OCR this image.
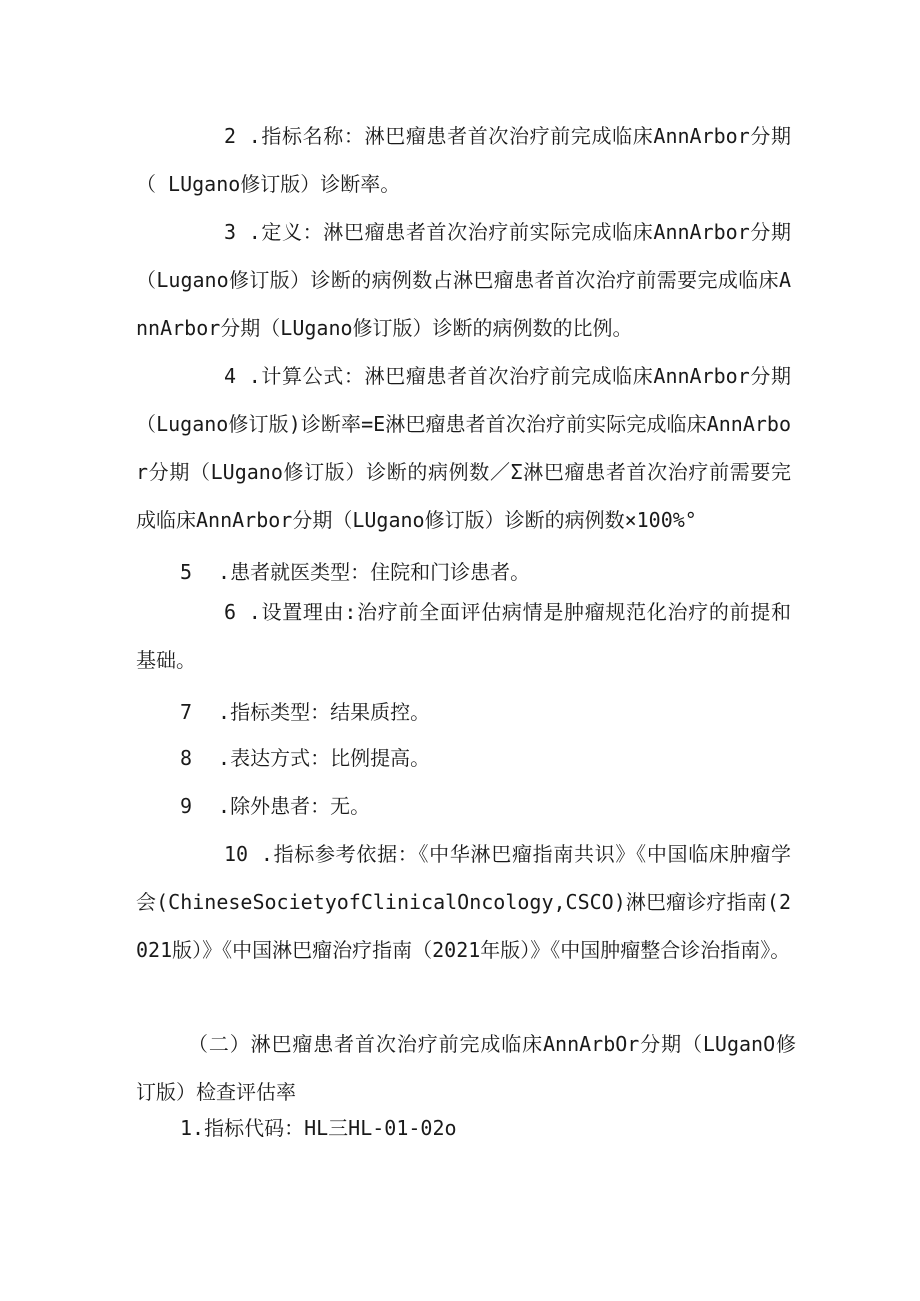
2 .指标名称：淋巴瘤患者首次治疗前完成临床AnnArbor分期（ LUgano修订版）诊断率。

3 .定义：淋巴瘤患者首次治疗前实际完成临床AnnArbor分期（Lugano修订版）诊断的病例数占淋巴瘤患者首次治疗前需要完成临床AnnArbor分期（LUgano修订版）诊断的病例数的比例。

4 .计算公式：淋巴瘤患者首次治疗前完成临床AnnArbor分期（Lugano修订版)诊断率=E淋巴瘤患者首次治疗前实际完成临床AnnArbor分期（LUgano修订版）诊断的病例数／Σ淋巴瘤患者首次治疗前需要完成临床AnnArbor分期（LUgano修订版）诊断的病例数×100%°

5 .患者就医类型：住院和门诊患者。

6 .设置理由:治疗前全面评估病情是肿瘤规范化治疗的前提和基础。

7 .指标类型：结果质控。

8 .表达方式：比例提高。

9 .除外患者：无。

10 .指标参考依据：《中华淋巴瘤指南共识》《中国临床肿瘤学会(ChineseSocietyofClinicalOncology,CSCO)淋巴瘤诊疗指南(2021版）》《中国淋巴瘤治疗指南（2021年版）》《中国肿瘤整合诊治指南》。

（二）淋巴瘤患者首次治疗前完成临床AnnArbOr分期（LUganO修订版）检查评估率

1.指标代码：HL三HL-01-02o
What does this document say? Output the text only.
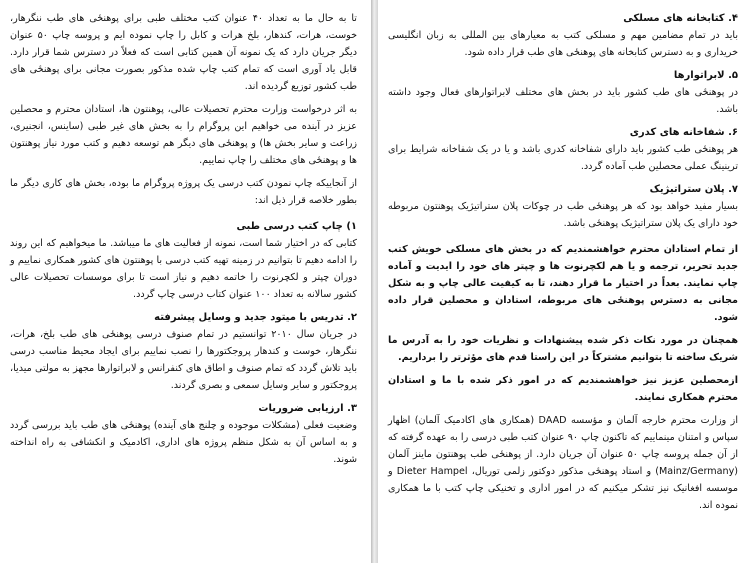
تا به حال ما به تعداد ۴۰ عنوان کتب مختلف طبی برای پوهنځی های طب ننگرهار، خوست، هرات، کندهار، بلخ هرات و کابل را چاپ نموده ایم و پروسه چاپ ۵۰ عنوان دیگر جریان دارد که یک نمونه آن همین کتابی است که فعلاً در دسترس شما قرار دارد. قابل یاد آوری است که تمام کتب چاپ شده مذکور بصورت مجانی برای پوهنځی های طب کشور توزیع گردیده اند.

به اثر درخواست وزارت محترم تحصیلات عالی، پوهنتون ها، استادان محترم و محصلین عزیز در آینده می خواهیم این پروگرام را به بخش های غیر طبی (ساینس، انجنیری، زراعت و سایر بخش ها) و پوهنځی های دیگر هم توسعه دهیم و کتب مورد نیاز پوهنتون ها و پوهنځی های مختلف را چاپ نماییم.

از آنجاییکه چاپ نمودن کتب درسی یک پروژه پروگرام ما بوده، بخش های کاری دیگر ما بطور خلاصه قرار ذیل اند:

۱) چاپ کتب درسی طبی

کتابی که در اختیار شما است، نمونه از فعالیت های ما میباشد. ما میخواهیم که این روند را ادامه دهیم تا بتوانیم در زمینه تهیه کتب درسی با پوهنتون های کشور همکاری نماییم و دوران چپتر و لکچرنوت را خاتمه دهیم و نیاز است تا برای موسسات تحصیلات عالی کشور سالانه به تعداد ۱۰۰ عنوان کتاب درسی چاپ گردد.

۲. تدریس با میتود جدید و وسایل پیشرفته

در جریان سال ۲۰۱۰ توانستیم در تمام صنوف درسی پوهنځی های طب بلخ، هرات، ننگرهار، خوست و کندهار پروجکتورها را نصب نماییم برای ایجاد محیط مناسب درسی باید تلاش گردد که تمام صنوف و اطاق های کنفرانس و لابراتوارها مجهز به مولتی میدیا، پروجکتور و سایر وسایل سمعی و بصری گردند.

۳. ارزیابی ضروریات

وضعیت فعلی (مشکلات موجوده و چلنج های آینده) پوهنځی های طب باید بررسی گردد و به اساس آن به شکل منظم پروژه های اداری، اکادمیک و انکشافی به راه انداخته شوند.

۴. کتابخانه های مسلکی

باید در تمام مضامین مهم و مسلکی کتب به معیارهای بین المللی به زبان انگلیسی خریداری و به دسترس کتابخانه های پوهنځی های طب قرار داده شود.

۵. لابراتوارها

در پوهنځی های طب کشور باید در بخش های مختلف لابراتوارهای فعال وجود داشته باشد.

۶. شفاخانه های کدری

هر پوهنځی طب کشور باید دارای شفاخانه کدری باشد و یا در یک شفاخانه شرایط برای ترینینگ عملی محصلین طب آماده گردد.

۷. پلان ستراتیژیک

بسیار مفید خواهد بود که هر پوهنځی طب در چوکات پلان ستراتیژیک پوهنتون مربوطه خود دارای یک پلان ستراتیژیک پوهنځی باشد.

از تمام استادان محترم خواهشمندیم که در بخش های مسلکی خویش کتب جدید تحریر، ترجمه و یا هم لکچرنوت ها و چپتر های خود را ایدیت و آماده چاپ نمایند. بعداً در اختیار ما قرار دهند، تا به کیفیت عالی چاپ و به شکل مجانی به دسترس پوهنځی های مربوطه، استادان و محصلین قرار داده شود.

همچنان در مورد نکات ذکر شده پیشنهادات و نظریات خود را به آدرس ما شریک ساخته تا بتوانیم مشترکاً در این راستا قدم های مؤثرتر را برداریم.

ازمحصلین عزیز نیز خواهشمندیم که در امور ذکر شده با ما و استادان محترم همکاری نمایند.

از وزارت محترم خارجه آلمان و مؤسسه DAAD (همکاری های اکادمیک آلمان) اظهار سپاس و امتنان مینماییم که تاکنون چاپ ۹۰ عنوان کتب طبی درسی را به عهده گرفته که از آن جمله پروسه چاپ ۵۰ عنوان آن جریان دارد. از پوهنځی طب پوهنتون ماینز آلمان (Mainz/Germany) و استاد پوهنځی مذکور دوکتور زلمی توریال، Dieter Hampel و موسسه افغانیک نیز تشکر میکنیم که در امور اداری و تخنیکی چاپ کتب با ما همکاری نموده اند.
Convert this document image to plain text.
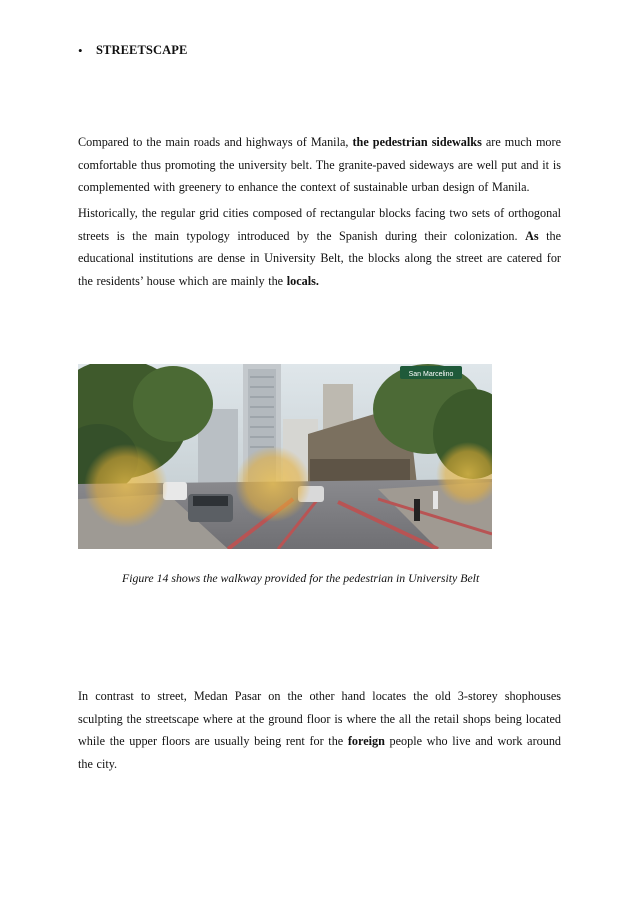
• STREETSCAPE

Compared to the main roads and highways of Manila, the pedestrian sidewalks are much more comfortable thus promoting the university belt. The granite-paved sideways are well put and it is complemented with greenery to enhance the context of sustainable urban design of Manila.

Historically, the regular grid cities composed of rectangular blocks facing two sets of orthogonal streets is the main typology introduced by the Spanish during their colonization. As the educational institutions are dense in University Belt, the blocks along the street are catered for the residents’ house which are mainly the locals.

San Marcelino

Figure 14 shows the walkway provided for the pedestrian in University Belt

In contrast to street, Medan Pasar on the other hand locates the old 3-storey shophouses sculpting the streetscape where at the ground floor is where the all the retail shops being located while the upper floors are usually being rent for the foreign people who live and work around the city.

----

Exercise :: State how many lines above include the word "مربوطه", and nothing more.

Completed exercise :: 2